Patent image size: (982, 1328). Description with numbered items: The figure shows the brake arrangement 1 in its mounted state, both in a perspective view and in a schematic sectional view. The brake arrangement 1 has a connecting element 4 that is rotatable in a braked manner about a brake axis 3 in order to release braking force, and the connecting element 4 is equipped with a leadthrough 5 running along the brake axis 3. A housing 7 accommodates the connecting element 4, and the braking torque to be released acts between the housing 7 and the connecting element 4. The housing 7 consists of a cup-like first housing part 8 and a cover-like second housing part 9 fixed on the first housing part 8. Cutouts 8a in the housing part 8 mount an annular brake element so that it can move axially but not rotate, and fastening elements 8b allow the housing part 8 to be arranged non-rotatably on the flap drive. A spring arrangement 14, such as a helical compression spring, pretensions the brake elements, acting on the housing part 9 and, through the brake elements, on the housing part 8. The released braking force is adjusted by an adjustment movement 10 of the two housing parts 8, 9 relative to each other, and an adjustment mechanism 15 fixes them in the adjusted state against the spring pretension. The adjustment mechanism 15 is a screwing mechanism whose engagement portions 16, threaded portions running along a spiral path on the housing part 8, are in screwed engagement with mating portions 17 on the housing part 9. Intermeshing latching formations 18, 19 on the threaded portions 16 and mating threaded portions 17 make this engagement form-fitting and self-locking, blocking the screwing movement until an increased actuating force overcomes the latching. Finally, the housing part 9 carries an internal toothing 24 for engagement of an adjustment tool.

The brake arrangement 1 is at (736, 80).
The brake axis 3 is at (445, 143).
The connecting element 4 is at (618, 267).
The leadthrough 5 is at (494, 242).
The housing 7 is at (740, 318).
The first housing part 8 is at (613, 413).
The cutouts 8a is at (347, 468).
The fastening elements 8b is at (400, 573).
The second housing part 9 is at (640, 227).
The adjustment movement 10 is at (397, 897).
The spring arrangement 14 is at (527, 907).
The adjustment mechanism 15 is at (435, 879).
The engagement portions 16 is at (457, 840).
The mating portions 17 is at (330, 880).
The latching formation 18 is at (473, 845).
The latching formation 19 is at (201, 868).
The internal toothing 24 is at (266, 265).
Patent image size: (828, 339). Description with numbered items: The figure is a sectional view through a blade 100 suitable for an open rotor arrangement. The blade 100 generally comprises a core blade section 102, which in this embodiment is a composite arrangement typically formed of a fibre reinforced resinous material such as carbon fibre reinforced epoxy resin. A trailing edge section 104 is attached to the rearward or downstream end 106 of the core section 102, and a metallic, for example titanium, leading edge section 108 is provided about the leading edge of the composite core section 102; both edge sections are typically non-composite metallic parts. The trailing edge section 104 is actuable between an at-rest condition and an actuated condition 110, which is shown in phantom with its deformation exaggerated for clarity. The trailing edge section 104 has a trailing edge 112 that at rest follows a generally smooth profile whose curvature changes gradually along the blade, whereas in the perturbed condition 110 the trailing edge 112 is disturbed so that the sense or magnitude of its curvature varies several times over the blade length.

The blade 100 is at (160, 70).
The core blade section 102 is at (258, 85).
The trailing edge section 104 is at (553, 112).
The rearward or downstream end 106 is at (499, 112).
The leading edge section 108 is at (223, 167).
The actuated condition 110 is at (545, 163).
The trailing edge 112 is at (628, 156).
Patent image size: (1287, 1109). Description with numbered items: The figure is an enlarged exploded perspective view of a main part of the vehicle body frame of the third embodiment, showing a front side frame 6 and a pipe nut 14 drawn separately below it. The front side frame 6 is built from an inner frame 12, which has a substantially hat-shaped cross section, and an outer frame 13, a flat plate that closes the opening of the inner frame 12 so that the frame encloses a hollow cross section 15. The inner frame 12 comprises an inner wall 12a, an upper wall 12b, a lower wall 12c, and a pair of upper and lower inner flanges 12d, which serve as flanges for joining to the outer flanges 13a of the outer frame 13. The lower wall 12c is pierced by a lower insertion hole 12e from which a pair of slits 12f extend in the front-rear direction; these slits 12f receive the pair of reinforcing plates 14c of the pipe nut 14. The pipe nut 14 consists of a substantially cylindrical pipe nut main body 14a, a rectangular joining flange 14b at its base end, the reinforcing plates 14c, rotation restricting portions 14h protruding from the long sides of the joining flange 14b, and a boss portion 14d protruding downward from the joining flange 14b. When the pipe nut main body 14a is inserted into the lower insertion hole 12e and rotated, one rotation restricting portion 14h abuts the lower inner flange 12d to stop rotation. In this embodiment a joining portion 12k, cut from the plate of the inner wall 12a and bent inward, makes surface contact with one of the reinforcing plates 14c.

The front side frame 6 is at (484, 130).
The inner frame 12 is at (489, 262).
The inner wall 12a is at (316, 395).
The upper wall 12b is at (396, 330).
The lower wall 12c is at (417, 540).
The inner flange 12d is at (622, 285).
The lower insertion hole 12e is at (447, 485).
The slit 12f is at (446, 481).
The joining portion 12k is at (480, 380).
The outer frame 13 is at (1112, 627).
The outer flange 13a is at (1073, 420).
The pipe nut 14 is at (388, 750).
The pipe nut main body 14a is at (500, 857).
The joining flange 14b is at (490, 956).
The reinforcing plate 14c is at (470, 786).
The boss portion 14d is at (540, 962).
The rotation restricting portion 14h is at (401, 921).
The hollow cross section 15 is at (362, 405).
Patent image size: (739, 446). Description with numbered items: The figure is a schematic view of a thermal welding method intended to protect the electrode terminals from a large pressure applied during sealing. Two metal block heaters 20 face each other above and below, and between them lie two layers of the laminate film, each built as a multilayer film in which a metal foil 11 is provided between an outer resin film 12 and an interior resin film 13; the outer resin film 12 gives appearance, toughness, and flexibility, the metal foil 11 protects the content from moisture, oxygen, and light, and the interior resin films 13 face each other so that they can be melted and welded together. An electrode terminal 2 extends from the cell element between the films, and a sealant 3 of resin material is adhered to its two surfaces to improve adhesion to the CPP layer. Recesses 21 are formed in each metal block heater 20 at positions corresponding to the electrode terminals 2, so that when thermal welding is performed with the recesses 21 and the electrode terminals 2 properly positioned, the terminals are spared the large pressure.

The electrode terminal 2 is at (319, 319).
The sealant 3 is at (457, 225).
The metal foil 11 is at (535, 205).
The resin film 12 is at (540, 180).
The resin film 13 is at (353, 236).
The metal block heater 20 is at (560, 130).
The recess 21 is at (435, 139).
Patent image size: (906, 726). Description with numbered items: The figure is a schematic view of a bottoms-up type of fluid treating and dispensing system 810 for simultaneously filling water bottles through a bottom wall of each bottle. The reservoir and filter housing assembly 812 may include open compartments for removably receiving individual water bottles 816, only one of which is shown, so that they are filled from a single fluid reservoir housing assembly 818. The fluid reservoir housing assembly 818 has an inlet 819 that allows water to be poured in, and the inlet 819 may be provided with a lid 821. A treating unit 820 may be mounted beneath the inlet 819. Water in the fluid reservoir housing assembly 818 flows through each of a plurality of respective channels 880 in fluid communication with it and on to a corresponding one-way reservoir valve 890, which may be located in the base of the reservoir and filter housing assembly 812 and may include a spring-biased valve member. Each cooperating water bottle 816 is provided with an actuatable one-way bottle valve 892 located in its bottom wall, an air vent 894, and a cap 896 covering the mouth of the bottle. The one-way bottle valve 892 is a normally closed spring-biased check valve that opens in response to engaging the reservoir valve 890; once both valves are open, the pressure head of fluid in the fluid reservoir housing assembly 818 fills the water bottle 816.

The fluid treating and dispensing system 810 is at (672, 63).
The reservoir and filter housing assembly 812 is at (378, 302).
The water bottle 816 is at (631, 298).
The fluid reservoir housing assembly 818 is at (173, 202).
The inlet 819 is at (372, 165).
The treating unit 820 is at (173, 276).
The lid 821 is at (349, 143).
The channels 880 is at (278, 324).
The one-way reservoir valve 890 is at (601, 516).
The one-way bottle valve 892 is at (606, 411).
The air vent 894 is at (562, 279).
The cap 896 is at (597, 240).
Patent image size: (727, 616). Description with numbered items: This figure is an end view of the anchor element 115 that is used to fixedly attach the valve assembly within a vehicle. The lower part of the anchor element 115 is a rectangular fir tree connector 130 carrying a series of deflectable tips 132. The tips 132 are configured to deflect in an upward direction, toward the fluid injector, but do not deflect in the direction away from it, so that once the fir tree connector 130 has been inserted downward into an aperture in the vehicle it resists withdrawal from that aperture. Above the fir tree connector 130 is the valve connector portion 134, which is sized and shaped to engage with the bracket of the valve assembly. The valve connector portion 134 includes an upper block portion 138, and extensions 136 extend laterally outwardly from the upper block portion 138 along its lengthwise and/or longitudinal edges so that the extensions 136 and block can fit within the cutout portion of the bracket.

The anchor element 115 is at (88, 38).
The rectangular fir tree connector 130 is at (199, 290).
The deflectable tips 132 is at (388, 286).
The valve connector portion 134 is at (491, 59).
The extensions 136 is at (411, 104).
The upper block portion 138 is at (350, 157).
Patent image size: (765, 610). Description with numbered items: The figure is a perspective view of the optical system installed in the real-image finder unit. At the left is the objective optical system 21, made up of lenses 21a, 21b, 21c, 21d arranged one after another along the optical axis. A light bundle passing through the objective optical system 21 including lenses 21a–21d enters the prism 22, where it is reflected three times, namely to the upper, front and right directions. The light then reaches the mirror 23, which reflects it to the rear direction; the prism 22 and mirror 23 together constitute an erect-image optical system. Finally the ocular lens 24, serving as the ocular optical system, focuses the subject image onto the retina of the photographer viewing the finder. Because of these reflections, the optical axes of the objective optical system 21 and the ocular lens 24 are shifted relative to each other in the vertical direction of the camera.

□ □ □ □

▸ Aim
Give the entries between the lines holding "Patent image size: (739, 446)." and "The metal block heater 20 is at (560, 130).", inclusive, as a two-column CSV with the headers input and output, one row per entry. Put each entry's text and its answer in a single quoted field apiece, with line breaks changed to spaces.

▸ Expected output
input,output
"Patent image size: (739, 446). Description with numbered items: The figure is a schematic view of a thermal welding method intended to protect the electrode terminals from a large pressure applied during sealing. Two metal block heaters 20 face each other above and below, and between them lie two layers of the laminate film, each built as a multilayer film in which a metal foil 11 is provided between an outer resin film 12 and an interior resin film 13; the outer resin film 12 gives appearance, toughness, and flexibility, the metal foil 11 protects the content from moisture, oxygen, and light, and the interior resin films 13 face each other so that they can be melted and welded together. An electrode terminal 2 extends from the cell element between the films, and a sealant 3 of resin material is adhered to its two surfaces to improve adhesion to the CPP layer. Recesses 21 are formed in each metal block heater 20 at positions corresponding to the electrode terminals 2, so that when thermal welding is performed with the recesses 21 and the electrode terminals 2 properly positioned, the terminals are spared the large pressure.","The electrode terminal 2 is at (319, 319). The sealant 3 is at (457, 225). The metal foil 11 is at (535, 205). The resin film 12 is at (540, 180). The resin film 13 is at (353, 236). The metal block heater 20 is at (560, 130)."